--- Data supplied ---
□ □ □ □
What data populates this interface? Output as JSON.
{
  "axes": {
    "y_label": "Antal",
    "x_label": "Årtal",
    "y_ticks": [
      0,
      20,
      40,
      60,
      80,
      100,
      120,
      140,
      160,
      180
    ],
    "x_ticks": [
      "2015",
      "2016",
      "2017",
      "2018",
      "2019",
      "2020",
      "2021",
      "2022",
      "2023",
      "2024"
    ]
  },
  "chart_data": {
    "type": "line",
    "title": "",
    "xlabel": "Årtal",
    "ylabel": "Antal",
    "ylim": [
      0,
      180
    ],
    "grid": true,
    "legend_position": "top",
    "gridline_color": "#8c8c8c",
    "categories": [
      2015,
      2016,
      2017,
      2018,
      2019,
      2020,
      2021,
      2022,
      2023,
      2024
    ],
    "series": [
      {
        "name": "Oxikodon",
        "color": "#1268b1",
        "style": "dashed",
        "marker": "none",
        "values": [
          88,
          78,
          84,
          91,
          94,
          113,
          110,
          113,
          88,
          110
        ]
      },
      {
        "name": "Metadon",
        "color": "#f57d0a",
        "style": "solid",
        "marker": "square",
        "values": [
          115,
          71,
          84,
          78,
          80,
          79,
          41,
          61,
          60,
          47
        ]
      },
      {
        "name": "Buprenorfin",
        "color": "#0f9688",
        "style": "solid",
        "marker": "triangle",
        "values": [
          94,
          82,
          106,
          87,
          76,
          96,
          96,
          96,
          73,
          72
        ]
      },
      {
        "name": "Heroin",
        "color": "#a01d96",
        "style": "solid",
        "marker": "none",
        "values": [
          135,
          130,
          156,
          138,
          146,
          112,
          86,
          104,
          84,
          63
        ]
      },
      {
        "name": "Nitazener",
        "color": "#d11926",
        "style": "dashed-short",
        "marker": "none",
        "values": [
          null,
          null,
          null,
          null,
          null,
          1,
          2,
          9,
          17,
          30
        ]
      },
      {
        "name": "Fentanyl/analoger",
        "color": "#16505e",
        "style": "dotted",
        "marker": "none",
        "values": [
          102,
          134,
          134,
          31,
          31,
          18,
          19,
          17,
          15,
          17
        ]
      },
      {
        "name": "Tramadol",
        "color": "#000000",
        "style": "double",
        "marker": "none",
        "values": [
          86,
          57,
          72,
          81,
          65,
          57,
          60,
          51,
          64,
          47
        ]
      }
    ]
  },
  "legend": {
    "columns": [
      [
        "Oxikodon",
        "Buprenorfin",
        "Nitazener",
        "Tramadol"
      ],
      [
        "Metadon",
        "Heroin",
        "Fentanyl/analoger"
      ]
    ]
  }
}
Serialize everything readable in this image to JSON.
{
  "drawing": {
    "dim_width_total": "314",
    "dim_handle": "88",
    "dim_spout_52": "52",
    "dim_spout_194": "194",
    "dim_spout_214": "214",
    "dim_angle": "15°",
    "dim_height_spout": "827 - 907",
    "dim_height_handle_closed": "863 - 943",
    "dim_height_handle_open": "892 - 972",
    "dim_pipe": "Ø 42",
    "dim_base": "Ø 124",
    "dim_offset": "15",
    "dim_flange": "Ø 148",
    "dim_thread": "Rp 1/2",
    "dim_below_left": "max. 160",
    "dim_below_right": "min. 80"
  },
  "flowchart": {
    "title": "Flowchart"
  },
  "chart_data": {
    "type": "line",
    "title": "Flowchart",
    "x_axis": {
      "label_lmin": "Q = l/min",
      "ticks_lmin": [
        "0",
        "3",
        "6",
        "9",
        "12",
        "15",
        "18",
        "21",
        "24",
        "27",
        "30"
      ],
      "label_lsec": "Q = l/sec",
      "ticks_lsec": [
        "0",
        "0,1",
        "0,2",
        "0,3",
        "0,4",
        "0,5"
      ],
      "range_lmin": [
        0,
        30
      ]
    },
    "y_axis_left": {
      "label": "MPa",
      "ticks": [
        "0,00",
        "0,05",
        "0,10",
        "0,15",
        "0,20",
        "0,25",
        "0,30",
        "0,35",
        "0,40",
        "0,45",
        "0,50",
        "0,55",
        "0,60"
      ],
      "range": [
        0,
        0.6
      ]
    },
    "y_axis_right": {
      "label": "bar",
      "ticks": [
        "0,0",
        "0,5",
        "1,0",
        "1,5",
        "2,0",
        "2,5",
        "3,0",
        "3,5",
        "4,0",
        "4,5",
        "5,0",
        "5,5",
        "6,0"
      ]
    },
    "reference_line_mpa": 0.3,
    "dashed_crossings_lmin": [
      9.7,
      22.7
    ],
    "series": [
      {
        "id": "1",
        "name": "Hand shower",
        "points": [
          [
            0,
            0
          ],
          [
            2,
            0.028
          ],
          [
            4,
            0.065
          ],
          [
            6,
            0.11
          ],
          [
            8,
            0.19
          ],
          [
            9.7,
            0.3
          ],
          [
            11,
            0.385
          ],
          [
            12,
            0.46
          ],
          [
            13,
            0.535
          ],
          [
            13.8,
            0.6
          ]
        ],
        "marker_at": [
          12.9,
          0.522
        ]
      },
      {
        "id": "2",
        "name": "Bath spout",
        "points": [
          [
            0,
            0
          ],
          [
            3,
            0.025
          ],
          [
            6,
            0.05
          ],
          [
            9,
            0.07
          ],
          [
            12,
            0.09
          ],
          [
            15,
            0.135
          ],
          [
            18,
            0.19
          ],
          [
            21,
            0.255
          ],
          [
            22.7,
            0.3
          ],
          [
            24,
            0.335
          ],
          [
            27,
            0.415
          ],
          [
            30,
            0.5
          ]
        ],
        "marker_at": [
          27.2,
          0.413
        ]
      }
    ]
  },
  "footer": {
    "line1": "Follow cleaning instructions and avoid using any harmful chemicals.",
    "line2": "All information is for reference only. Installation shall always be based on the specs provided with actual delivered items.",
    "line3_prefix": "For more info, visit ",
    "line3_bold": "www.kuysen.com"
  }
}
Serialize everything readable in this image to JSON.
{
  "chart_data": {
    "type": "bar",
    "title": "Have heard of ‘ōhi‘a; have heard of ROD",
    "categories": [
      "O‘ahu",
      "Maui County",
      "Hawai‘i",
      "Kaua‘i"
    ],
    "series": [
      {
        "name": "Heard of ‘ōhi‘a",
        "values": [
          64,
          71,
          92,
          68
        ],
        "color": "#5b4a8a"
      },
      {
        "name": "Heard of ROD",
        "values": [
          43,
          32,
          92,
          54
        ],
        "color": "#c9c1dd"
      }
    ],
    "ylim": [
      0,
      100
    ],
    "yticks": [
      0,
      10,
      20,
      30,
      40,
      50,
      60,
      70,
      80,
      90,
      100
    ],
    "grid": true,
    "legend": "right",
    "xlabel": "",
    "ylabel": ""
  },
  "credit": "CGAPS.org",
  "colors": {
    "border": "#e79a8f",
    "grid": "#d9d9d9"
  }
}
□ □ □ □
--- What you need to do ---
Every entry in the listing must be retyped exactly.

--- Answer in full ---
What data populates this interface? Output as JSON.
{
  "axes": {
    "y_label": "Antal",
    "x_label": "Årtal",
    "y_ticks": [
      0,
      20,
      40,
      60,
      80,
      100,
      120,
      140,
      160,
      180
    ],
    "x_ticks": [
      "2015",
      "2016",
      "2017",
      "2018",
      "2019",
      "2020",
      "2021",
      "2022",
      "2023",
      "2024"
    ]
  },
  "chart_data": {
    "type": "line",
    "title": "",
    "xlabel": "Årtal",
    "ylabel": "Antal",
    "ylim": [
      0,
      180
    ],
    "grid": true,
    "legend_position": "top",
    "gridline_color": "#8c8c8c",
    "categories": [
      2015,
      2016,
      2017,
      2018,
      2019,
      2020,
      2021,
      2022,
      2023,
      2024
    ],
    "series": [
      {
        "name": "Oxikodon",
        "color": "#1268b1",
        "style": "dashed",
        "marker": "none",
        "values": [
          88,
          78,
          84,
          91,
          94,
          113,
          110,
          113,
          88,
          110
        ]
      },
      {
        "name": "Metadon",
        "color": "#f57d0a",
        "style": "solid",
        "marker": "square",
        "values": [
          115,
          71,
          84,
          78,
          80,
          79,
          41,
          61,
          60,
          47
        ]
      },
      {
        "name": "Buprenorfin",
        "color": "#0f9688",
        "style": "solid",
        "marker": "triangle",
        "values": [
          94,
          82,
          106,
          87,
          76,
          96,
          96,
          96,
          73,
          72
        ]
      },
      {
        "name": "Heroin",
        "color": "#a01d96",
        "style": "solid",
        "marker": "none",
        "values": [
          135,
          130,
          156,
          138,
          146,
          112,
          86,
          104,
          84,
          63
        ]
      },
      {
        "name": "Nitazener",
        "color": "#d11926",
        "style": "dashed-short",
        "marker": "none",
        "values": [
          null,
          null,
          null,
          null,
          null,
          1,
          2,
          9,
          17,
          30
        ]
      },
      {
        "name": "Fentanyl/analoger",
        "color": "#16505e",
        "style": "dotted",
        "marker": "none",
        "values": [
          102,
          134,
          134,
          31,
          31,
          18,
          19,
          17,
          15,
          17
        ]
      },
      {
        "name": "Tramadol",
        "color": "#000000",
        "style": "double",
        "marker": "none",
        "values": [
          86,
          57,
          72,
          81,
          65,
          57,
          60,
          51,
          64,
          47
        ]
      }
    ]
  },
  "legend": {
    "columns": [
      [
        "Oxikodon",
        "Buprenorfin",
        "Nitazener",
        "Tramadol"
      ],
      [
        "Metadon",
        "Heroin",
        "Fentanyl/analoger"
      ]
    ]
  }
}
Serialize everything readable in this image to JSON.
{
  "drawing": {
    "dim_width_total": "314",
    "dim_handle": "88",
    "dim_spout_52": "52",
    "dim_spout_194": "194",
    "dim_spout_214": "214",
    "dim_angle": "15°",
    "dim_height_spout": "827 - 907",
    "dim_height_handle_closed": "863 - 943",
    "dim_height_handle_open": "892 - 972",
    "dim_pipe": "Ø 42",
    "dim_base": "Ø 124",
    "dim_offset": "15",
    "dim_flange": "Ø 148",
    "dim_thread": "Rp 1/2",
    "dim_below_left": "max. 160",
    "dim_below_right": "min. 80"
  },
  "flowchart": {
    "title": "Flowchart"
  },
  "chart_data": {
    "type": "line",
    "title": "Flowchart",
    "x_axis": {
      "label_lmin": "Q = l/min",
      "ticks_lmin": [
        "0",
        "3",
        "6",
        "9",
        "12",
        "15",
        "18",
        "21",
        "24",
        "27",
        "30"
      ],
      "label_lsec": "Q = l/sec",
      "ticks_lsec": [
        "0",
        "0,1",
        "0,2",
        "0,3",
        "0,4",
        "0,5"
      ],
      "range_lmin": [
        0,
        30
      ]
    },
    "y_axis_left": {
      "label": "MPa",
      "ticks": [
        "0,00",
        "0,05",
        "0,10",
        "0,15",
        "0,20",
        "0,25",
        "0,30",
        "0,35",
        "0,40",
        "0,45",
        "0,50",
        "0,55",
        "0,60"
      ],
      "range": [
        0,
        0.6
      ]
    },
    "y_axis_right": {
      "label": "bar",
      "ticks": [
        "0,0",
        "0,5",
        "1,0",
        "1,5",
        "2,0",
        "2,5",
        "3,0",
        "3,5",
        "4,0",
        "4,5",
        "5,0",
        "5,5",
        "6,0"
      ]
    },
    "reference_line_mpa": 0.3,
    "dashed_crossings_lmin": [
      9.7,
      22.7
    ],
    "series": [
      {
        "id": "1",
        "name": "Hand shower",
        "points": [
          [
            0,
            0
          ],
          [
            2,
            0.028
          ],
          [
            4,
            0.065
          ],
          [
            6,
            0.11
          ],
          [
            8,
            0.19
          ],
          [
            9.7,
            0.3
          ],
          [
            11,
            0.385
          ],
          [
            12,
            0.46
          ],
          [
            13,
            0.535
          ],
          [
            13.8,
            0.6
          ]
        ],
        "marker_at": [
          12.9,
          0.522
        ]
      },
      {
        "id": "2",
        "name": "Bath spout",
        "points": [
          [
            0,
            0
          ],
          [
            3,
            0.025
          ],
          [
            6,
            0.05
          ],
          [
            9,
            0.07
          ],
          [
            12,
            0.09
          ],
          [
            15,
            0.135
          ],
          [
            18,
            0.19
          ],
          [
            21,
            0.255
          ],
          [
            22.7,
            0.3
          ],
          [
            24,
            0.335
          ],
          [
            27,
            0.415
          ],
          [
            30,
            0.5
          ]
        ],
        "marker_at": [
          27.2,
          0.413
        ]
      }
    ]
  },
  "footer": {
    "line1": "Follow cleaning instructions and avoid using any harmful chemicals.",
    "line2": "All information is for reference only. Installation shall always be based on the specs provided with actual delivered items.",
    "line3_prefix": "For more info, visit ",
    "line3_bold": "www.kuysen.com"
  }
}
Serialize everything readable in this image to JSON.
{
  "chart_data": {
    "type": "bar",
    "title": "Have heard of ‘ōhi‘a; have heard of ROD",
    "categories": [
      "O‘ahu",
      "Maui County",
      "Hawai‘i",
      "Kaua‘i"
    ],
    "series": [
      {
        "name": "Heard of ‘ōhi‘a",
        "values": [
          64,
          71,
          92,
          68
        ],
        "color": "#5b4a8a"
      },
      {
        "name": "Heard of ROD",
        "values": [
          43,
          32,
          92,
          54
        ],
        "color": "#c9c1dd"
      }
    ],
    "ylim": [
      0,
      100
    ],
    "yticks": [
      0,
      10,
      20,
      30,
      40,
      50,
      60,
      70,
      80,
      90,
      100
    ],
    "grid": true,
    "legend": "right",
    "xlabel": "",
    "ylabel": ""
  },
  "credit": "CGAPS.org",
  "colors": {
    "border": "#e79a8f",
    "grid": "#d9d9d9"
  }
}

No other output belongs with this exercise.